Can you transcribe the data exactly? Leave the pictures out.

━━ Input data

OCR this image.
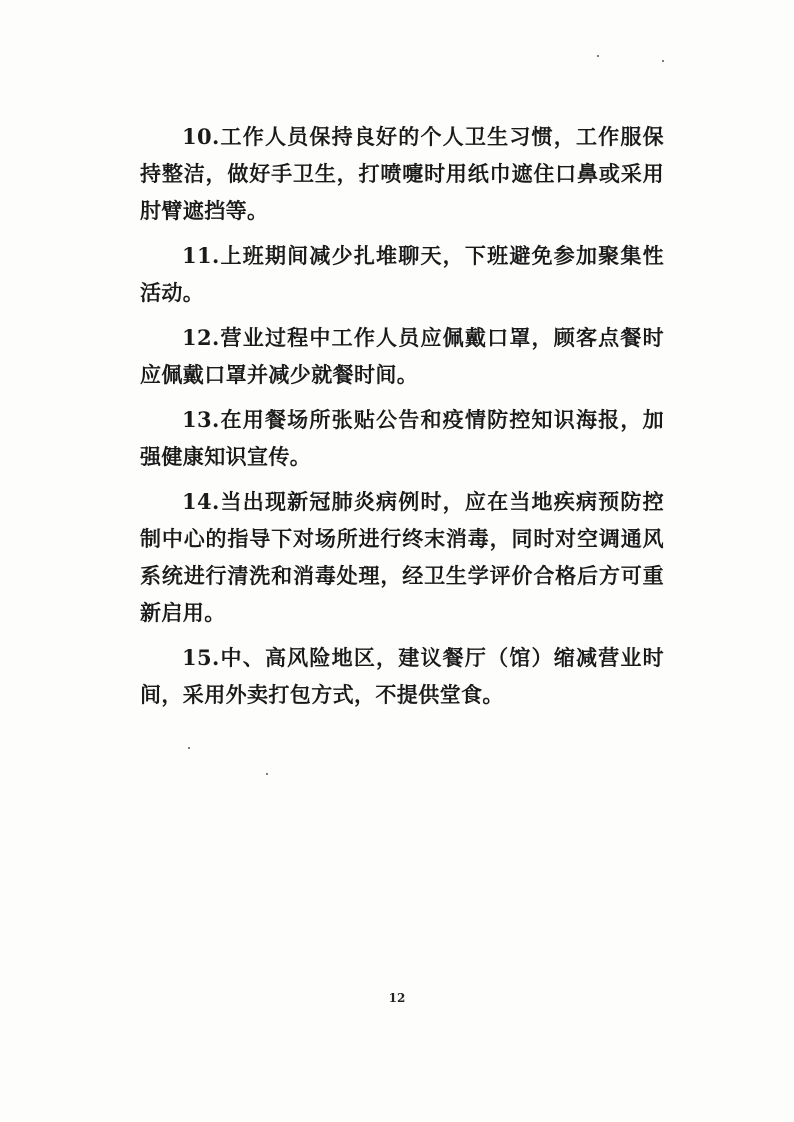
10.工作人员保持良好的个人卫生习惯，工作服保持整洁，做好手卫生，打喷嚏时用纸巾遮住口鼻或采用肘臂遮挡等。

11.上班期间减少扎堆聊天，下班避免参加聚集性活动。

12.营业过程中工作人员应佩戴口罩，顾客点餐时应佩戴口罩并减少就餐时间。

13.在用餐场所张贴公告和疫情防控知识海报，加强健康知识宣传。

14.当出现新冠肺炎病例时，应在当地疾病预防控制中心的指导下对场所进行终末消毒，同时对空调通风系统进行清洗和消毒处理，经卫生学评价合格后方可重新启用。

15.中、高风险地区，建议餐厅（馆）缩减营业时间，采用外卖打包方式，不提供堂食。

12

━━━━

## Full solution
OCR this image.
10.工作人员保持良好的个人卫生习惯，工作服保持整洁，做好手卫生，打喷嚏时用纸巾遮住口鼻或采用肘臂遮挡等。

11.上班期间减少扎堆聊天，下班避免参加聚集性活动。

12.营业过程中工作人员应佩戴口罩，顾客点餐时应佩戴口罩并减少就餐时间。

13.在用餐场所张贴公告和疫情防控知识海报，加强健康知识宣传。

14.当出现新冠肺炎病例时，应在当地疾病预防控制中心的指导下对场所进行终末消毒，同时对空调通风系统进行清洗和消毒处理，经卫生学评价合格后方可重新启用。

15.中、高风险地区，建议餐厅（馆）缩减营业时间，采用外卖打包方式，不提供堂食。

12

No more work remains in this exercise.